# Set problem
Every record should be written out exactly, with the pictures left out.

# Extracted information
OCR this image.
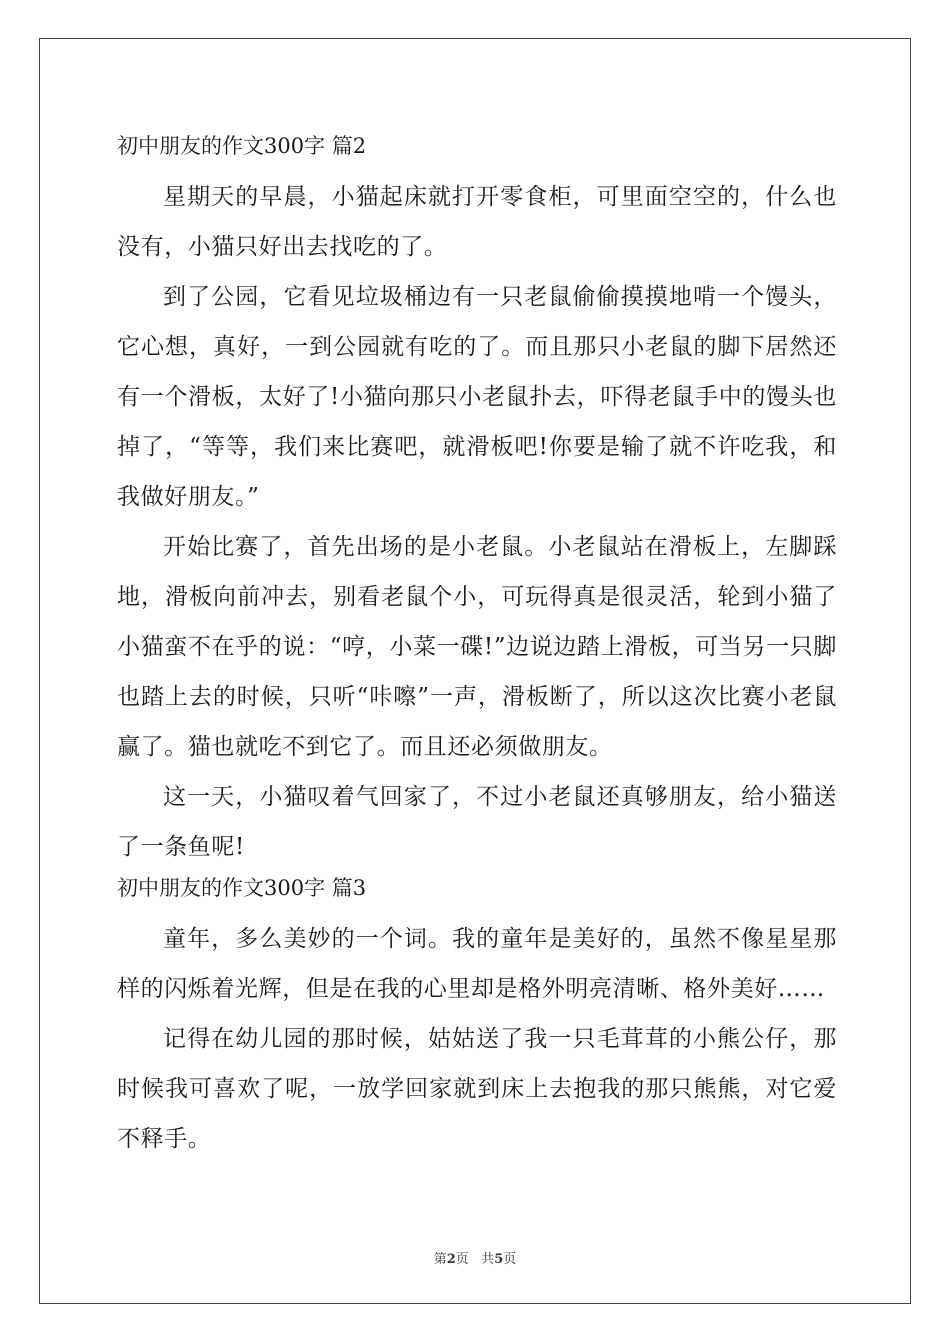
初中朋友的作文300字 篇2

星期天的早晨，小猫起床就打开零食柜，可里面空空的，什么也没有，小猫只好出去找吃的了。

到了公园，它看见垃圾桶边有一只老鼠偷偷摸摸地啃一个馒头，它心想，真好，一到公园就有吃的了。而且那只小老鼠的脚下居然还有一个滑板，太好了!小猫向那只小老鼠扑去，吓得老鼠手中的馒头也掉了，“等等，我们来比赛吧，就滑板吧!你要是输了就不许吃我，和我做好朋友。”

开始比赛了，首先出场的是小老鼠。小老鼠站在滑板上，左脚踩地，滑板向前冲去，别看老鼠个小，可玩得真是很灵活，轮到小猫了小猫蛮不在乎的说：“哼，小菜一碟!”边说边踏上滑板，可当另一只脚也踏上去的时候，只听“咔嚓”一声，滑板断了，所以这次比赛小老鼠赢了。猫也就吃不到它了。而且还必须做朋友。

这一天，小猫叹着气回家了，不过小老鼠还真够朋友，给小猫送了一条鱼呢!

初中朋友的作文300字 篇3

童年，多么美妙的一个词。我的童年是美好的，虽然不像星星那样的闪烁着光辉，但是在我的心里却是格外明亮清晰、格外美好……

记得在幼儿园的那时候，姑姑送了我一只毛茸茸的小熊公仔，那时候我可喜欢了呢，一放学回家就到床上去抱我的那只熊熊，对它爱不释手。

第2页 共5页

# The solution
OCR this image.
初中朋友的作文300字 篇2

星期天的早晨，小猫起床就打开零食柜，可里面空空的，什么也没有，小猫只好出去找吃的了。

到了公园，它看见垃圾桶边有一只老鼠偷偷摸摸地啃一个馒头，它心想，真好，一到公园就有吃的了。而且那只小老鼠的脚下居然还有一个滑板，太好了!小猫向那只小老鼠扑去，吓得老鼠手中的馒头也掉了，“等等，我们来比赛吧，就滑板吧!你要是输了就不许吃我，和我做好朋友。”

开始比赛了，首先出场的是小老鼠。小老鼠站在滑板上，左脚踩地，滑板向前冲去，别看老鼠个小，可玩得真是很灵活，轮到小猫了小猫蛮不在乎的说：“哼，小菜一碟!”边说边踏上滑板，可当另一只脚也踏上去的时候，只听“咔嚓”一声，滑板断了，所以这次比赛小老鼠赢了。猫也就吃不到它了。而且还必须做朋友。

这一天，小猫叹着气回家了，不过小老鼠还真够朋友，给小猫送了一条鱼呢!

初中朋友的作文300字 篇3

童年，多么美妙的一个词。我的童年是美好的，虽然不像星星那样的闪烁着光辉，但是在我的心里却是格外明亮清晰、格外美好……

记得在幼儿园的那时候，姑姑送了我一只毛茸茸的小熊公仔，那时候我可喜欢了呢，一放学回家就到床上去抱我的那只熊熊，对它爱不释手。

第2页 共5页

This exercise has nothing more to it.